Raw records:

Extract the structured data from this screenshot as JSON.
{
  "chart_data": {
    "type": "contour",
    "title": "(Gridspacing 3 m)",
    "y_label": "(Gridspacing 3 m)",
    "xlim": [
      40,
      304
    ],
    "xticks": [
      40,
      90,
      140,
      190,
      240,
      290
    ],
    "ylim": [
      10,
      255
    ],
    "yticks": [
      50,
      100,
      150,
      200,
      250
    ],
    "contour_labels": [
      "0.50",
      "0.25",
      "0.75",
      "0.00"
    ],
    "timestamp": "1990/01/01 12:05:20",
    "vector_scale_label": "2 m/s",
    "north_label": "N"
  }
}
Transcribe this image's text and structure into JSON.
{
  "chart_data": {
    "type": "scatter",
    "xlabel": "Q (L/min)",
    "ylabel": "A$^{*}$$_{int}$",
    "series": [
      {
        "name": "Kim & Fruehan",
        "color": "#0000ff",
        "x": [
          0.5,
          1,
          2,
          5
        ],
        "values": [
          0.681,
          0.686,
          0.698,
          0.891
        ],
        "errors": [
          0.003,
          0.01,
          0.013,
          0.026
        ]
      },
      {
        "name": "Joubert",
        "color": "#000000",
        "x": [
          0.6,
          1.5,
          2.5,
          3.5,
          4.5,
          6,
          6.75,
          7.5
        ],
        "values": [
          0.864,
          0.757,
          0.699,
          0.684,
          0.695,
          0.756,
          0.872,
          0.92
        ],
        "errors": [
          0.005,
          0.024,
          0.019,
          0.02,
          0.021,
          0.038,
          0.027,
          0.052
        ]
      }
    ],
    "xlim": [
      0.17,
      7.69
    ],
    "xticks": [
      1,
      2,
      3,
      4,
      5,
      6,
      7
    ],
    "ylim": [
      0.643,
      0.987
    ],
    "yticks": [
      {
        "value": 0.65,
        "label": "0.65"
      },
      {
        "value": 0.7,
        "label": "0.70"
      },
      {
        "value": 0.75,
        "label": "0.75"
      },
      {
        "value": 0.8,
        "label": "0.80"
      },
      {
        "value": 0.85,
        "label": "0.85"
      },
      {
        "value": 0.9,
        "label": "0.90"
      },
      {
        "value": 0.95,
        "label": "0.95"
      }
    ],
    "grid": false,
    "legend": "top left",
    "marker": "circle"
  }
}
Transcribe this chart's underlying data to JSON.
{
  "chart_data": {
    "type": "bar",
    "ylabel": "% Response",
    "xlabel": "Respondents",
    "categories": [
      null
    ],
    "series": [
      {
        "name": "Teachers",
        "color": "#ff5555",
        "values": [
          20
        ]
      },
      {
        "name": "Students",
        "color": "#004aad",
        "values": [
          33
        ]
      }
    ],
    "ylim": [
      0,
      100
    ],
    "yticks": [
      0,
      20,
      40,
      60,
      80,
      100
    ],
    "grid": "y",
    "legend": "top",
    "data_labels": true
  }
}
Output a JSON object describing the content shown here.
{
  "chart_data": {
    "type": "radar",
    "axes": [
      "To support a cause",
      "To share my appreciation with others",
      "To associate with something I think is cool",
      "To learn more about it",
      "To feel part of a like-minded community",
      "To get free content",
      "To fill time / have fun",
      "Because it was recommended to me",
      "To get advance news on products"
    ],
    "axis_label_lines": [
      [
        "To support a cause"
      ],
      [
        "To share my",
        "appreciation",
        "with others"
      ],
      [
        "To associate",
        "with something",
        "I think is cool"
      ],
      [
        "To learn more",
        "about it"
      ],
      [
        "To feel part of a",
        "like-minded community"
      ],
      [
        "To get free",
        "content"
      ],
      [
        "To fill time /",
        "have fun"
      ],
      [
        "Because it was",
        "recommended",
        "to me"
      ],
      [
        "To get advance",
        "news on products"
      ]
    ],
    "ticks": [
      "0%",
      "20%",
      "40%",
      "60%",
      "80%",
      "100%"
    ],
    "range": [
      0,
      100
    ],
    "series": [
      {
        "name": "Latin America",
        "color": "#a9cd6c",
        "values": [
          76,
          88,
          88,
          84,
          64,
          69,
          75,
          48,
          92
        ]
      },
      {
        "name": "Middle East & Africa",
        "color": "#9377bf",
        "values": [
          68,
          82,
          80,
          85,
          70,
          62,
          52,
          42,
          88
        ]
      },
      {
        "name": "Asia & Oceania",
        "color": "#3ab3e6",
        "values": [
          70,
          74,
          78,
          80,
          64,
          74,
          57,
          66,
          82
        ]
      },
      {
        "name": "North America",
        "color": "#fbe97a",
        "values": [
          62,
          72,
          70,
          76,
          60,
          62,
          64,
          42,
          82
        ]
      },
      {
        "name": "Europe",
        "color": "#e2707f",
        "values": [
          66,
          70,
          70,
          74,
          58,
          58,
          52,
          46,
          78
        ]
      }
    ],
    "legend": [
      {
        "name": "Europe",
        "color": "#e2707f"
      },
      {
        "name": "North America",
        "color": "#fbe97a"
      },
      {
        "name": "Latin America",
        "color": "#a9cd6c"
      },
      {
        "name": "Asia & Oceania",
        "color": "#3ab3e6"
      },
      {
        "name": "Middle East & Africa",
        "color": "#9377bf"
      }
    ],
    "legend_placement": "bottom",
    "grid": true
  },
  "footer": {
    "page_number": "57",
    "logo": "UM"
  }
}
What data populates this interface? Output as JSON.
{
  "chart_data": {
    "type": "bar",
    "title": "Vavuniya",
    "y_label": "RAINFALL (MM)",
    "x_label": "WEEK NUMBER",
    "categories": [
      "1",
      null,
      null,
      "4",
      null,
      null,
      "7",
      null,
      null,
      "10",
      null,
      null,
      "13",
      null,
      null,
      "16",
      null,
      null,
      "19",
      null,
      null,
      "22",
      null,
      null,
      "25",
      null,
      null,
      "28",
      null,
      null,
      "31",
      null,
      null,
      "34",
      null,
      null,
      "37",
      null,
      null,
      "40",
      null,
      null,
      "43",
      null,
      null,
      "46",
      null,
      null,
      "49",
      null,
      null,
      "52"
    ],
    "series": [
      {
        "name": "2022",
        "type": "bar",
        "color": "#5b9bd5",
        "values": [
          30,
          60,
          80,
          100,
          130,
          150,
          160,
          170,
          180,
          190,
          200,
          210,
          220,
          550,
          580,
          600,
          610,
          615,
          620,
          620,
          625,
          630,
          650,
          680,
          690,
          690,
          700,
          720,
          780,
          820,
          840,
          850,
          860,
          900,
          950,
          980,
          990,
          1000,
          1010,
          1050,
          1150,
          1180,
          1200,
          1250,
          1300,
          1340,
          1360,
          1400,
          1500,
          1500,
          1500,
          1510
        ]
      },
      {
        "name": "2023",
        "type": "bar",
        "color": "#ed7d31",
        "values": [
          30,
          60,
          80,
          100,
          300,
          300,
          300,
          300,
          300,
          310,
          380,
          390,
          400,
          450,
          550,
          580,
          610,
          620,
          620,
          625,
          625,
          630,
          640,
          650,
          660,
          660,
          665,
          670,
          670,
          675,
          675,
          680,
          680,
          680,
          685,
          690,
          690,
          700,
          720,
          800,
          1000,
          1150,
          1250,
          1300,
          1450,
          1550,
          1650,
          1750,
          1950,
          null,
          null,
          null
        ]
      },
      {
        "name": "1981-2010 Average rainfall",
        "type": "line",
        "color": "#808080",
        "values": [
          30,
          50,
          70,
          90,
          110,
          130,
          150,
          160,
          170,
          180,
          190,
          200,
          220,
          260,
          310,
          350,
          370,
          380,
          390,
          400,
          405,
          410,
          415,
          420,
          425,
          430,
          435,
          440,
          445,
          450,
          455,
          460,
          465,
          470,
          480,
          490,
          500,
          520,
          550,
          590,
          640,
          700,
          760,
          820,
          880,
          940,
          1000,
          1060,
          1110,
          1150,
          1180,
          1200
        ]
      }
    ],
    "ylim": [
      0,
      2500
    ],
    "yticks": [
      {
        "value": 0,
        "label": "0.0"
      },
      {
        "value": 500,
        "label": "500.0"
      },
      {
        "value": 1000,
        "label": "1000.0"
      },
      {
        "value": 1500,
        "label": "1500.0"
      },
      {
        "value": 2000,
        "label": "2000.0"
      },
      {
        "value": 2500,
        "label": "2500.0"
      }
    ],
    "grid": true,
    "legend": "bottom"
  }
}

• GIVEN PROBLEM
In the listing above, count each line that holds the string "Because". Give the number only.

• RESPONSE TO THIS TASK
2